— START Available records —

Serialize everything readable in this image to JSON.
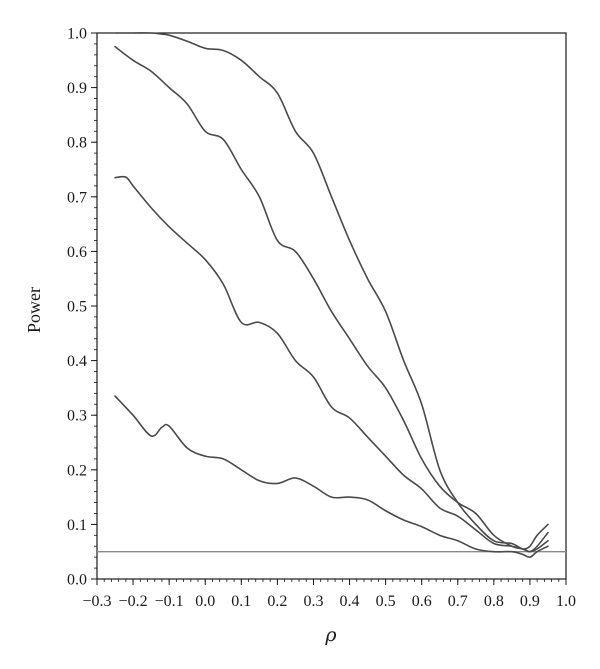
{
  "chart_data": {
    "type": "line",
    "title": "",
    "xlabel": "ρ",
    "ylabel": "Power",
    "xlim": [
      -0.3,
      1.0
    ],
    "ylim": [
      0.0,
      1.0
    ],
    "x_ticks": [
      "−0.3",
      "−0.2",
      "−0.1",
      "0.0",
      "0.1",
      "0.2",
      "0.3",
      "0.4",
      "0.5",
      "0.6",
      "0.7",
      "0.8",
      "0.9",
      "1.0"
    ],
    "y_ticks": [
      "0.0",
      "0.1",
      "0.2",
      "0.3",
      "0.4",
      "0.5",
      "0.6",
      "0.7",
      "0.8",
      "0.9",
      "1.0"
    ],
    "grid": false,
    "legend": "none",
    "reference_line": {
      "y": 0.05,
      "color": "#8a8a8a"
    },
    "line_color": "#4a4a4a",
    "series": [
      {
        "x": [
          -0.25,
          -0.2,
          -0.15,
          -0.12,
          -0.1,
          -0.05,
          0.0,
          0.05,
          0.1,
          0.15,
          0.2,
          0.25,
          0.3,
          0.35,
          0.4,
          0.45,
          0.5,
          0.55,
          0.6,
          0.65,
          0.7,
          0.75,
          0.8,
          0.85,
          0.88,
          0.9,
          0.92,
          0.95
        ],
        "y": [
          1.0,
          1.0,
          1.0,
          0.998,
          0.996,
          0.985,
          0.972,
          0.968,
          0.95,
          0.92,
          0.89,
          0.82,
          0.78,
          0.7,
          0.62,
          0.55,
          0.49,
          0.4,
          0.32,
          0.2,
          0.14,
          0.1,
          0.07,
          0.065,
          0.055,
          0.06,
          0.08,
          0.1
        ]
      },
      {
        "x": [
          -0.25,
          -0.2,
          -0.15,
          -0.1,
          -0.05,
          0.0,
          0.05,
          0.1,
          0.15,
          0.2,
          0.25,
          0.3,
          0.35,
          0.4,
          0.45,
          0.5,
          0.55,
          0.6,
          0.65,
          0.7,
          0.75,
          0.8,
          0.85,
          0.88,
          0.9,
          0.92,
          0.95
        ],
        "y": [
          0.975,
          0.95,
          0.93,
          0.9,
          0.87,
          0.82,
          0.805,
          0.75,
          0.7,
          0.62,
          0.6,
          0.55,
          0.49,
          0.44,
          0.39,
          0.35,
          0.29,
          0.22,
          0.17,
          0.14,
          0.12,
          0.08,
          0.06,
          0.055,
          0.05,
          0.06,
          0.085
        ]
      },
      {
        "x": [
          -0.25,
          -0.22,
          -0.2,
          -0.15,
          -0.1,
          -0.05,
          0.0,
          0.05,
          0.1,
          0.15,
          0.2,
          0.25,
          0.3,
          0.35,
          0.4,
          0.45,
          0.5,
          0.55,
          0.6,
          0.65,
          0.7,
          0.75,
          0.8,
          0.85,
          0.88,
          0.9,
          0.92,
          0.95
        ],
        "y": [
          0.735,
          0.736,
          0.72,
          0.68,
          0.645,
          0.615,
          0.585,
          0.54,
          0.47,
          0.47,
          0.45,
          0.4,
          0.37,
          0.315,
          0.295,
          0.26,
          0.225,
          0.19,
          0.165,
          0.13,
          0.115,
          0.09,
          0.065,
          0.06,
          0.055,
          0.05,
          0.055,
          0.07
        ]
      },
      {
        "x": [
          -0.25,
          -0.2,
          -0.15,
          -0.12,
          -0.1,
          -0.05,
          0.0,
          0.05,
          0.1,
          0.15,
          0.2,
          0.25,
          0.3,
          0.35,
          0.4,
          0.45,
          0.5,
          0.55,
          0.6,
          0.65,
          0.7,
          0.75,
          0.8,
          0.85,
          0.88,
          0.9,
          0.92,
          0.95
        ],
        "y": [
          0.335,
          0.3,
          0.262,
          0.278,
          0.28,
          0.24,
          0.225,
          0.22,
          0.2,
          0.18,
          0.175,
          0.185,
          0.17,
          0.15,
          0.15,
          0.145,
          0.125,
          0.108,
          0.096,
          0.08,
          0.07,
          0.055,
          0.05,
          0.05,
          0.045,
          0.04,
          0.05,
          0.06
        ]
      }
    ]
  }
}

— END Available records —

§ **To be done**
In your copy of the records, include no pictures; repeat everything else exactly.

§ **Output below**
Serialize everything readable in this image to JSON.
{
  "chart_data": {
    "type": "line",
    "title": "",
    "xlabel": "ρ",
    "ylabel": "Power",
    "xlim": [
      -0.3,
      1.0
    ],
    "ylim": [
      0.0,
      1.0
    ],
    "x_ticks": [
      "−0.3",
      "−0.2",
      "−0.1",
      "0.0",
      "0.1",
      "0.2",
      "0.3",
      "0.4",
      "0.5",
      "0.6",
      "0.7",
      "0.8",
      "0.9",
      "1.0"
    ],
    "y_ticks": [
      "0.0",
      "0.1",
      "0.2",
      "0.3",
      "0.4",
      "0.5",
      "0.6",
      "0.7",
      "0.8",
      "0.9",
      "1.0"
    ],
    "grid": false,
    "legend": "none",
    "reference_line": {
      "y": 0.05,
      "color": "#8a8a8a"
    },
    "line_color": "#4a4a4a",
    "series": [
      {
        "x": [
          -0.25,
          -0.2,
          -0.15,
          -0.12,
          -0.1,
          -0.05,
          0.0,
          0.05,
          0.1,
          0.15,
          0.2,
          0.25,
          0.3,
          0.35,
          0.4,
          0.45,
          0.5,
          0.55,
          0.6,
          0.65,
          0.7,
          0.75,
          0.8,
          0.85,
          0.88,
          0.9,
          0.92,
          0.95
        ],
        "y": [
          1.0,
          1.0,
          1.0,
          0.998,
          0.996,
          0.985,
          0.972,
          0.968,
          0.95,
          0.92,
          0.89,
          0.82,
          0.78,
          0.7,
          0.62,
          0.55,
          0.49,
          0.4,
          0.32,
          0.2,
          0.14,
          0.1,
          0.07,
          0.065,
          0.055,
          0.06,
          0.08,
          0.1
        ]
      },
      {
        "x": [
          -0.25,
          -0.2,
          -0.15,
          -0.1,
          -0.05,
          0.0,
          0.05,
          0.1,
          0.15,
          0.2,
          0.25,
          0.3,
          0.35,
          0.4,
          0.45,
          0.5,
          0.55,
          0.6,
          0.65,
          0.7,
          0.75,
          0.8,
          0.85,
          0.88,
          0.9,
          0.92,
          0.95
        ],
        "y": [
          0.975,
          0.95,
          0.93,
          0.9,
          0.87,
          0.82,
          0.805,
          0.75,
          0.7,
          0.62,
          0.6,
          0.55,
          0.49,
          0.44,
          0.39,
          0.35,
          0.29,
          0.22,
          0.17,
          0.14,
          0.12,
          0.08,
          0.06,
          0.055,
          0.05,
          0.06,
          0.085
        ]
      },
      {
        "x": [
          -0.25,
          -0.22,
          -0.2,
          -0.15,
          -0.1,
          -0.05,
          0.0,
          0.05,
          0.1,
          0.15,
          0.2,
          0.25,
          0.3,
          0.35,
          0.4,
          0.45,
          0.5,
          0.55,
          0.6,
          0.65,
          0.7,
          0.75,
          0.8,
          0.85,
          0.88,
          0.9,
          0.92,
          0.95
        ],
        "y": [
          0.735,
          0.736,
          0.72,
          0.68,
          0.645,
          0.615,
          0.585,
          0.54,
          0.47,
          0.47,
          0.45,
          0.4,
          0.37,
          0.315,
          0.295,
          0.26,
          0.225,
          0.19,
          0.165,
          0.13,
          0.115,
          0.09,
          0.065,
          0.06,
          0.055,
          0.05,
          0.055,
          0.07
        ]
      },
      {
        "x": [
          -0.25,
          -0.2,
          -0.15,
          -0.12,
          -0.1,
          -0.05,
          0.0,
          0.05,
          0.1,
          0.15,
          0.2,
          0.25,
          0.3,
          0.35,
          0.4,
          0.45,
          0.5,
          0.55,
          0.6,
          0.65,
          0.7,
          0.75,
          0.8,
          0.85,
          0.88,
          0.9,
          0.92,
          0.95
        ],
        "y": [
          0.335,
          0.3,
          0.262,
          0.278,
          0.28,
          0.24,
          0.225,
          0.22,
          0.2,
          0.18,
          0.175,
          0.185,
          0.17,
          0.15,
          0.15,
          0.145,
          0.125,
          0.108,
          0.096,
          0.08,
          0.07,
          0.055,
          0.05,
          0.05,
          0.045,
          0.04,
          0.05,
          0.06
        ]
      }
    ]
  }
}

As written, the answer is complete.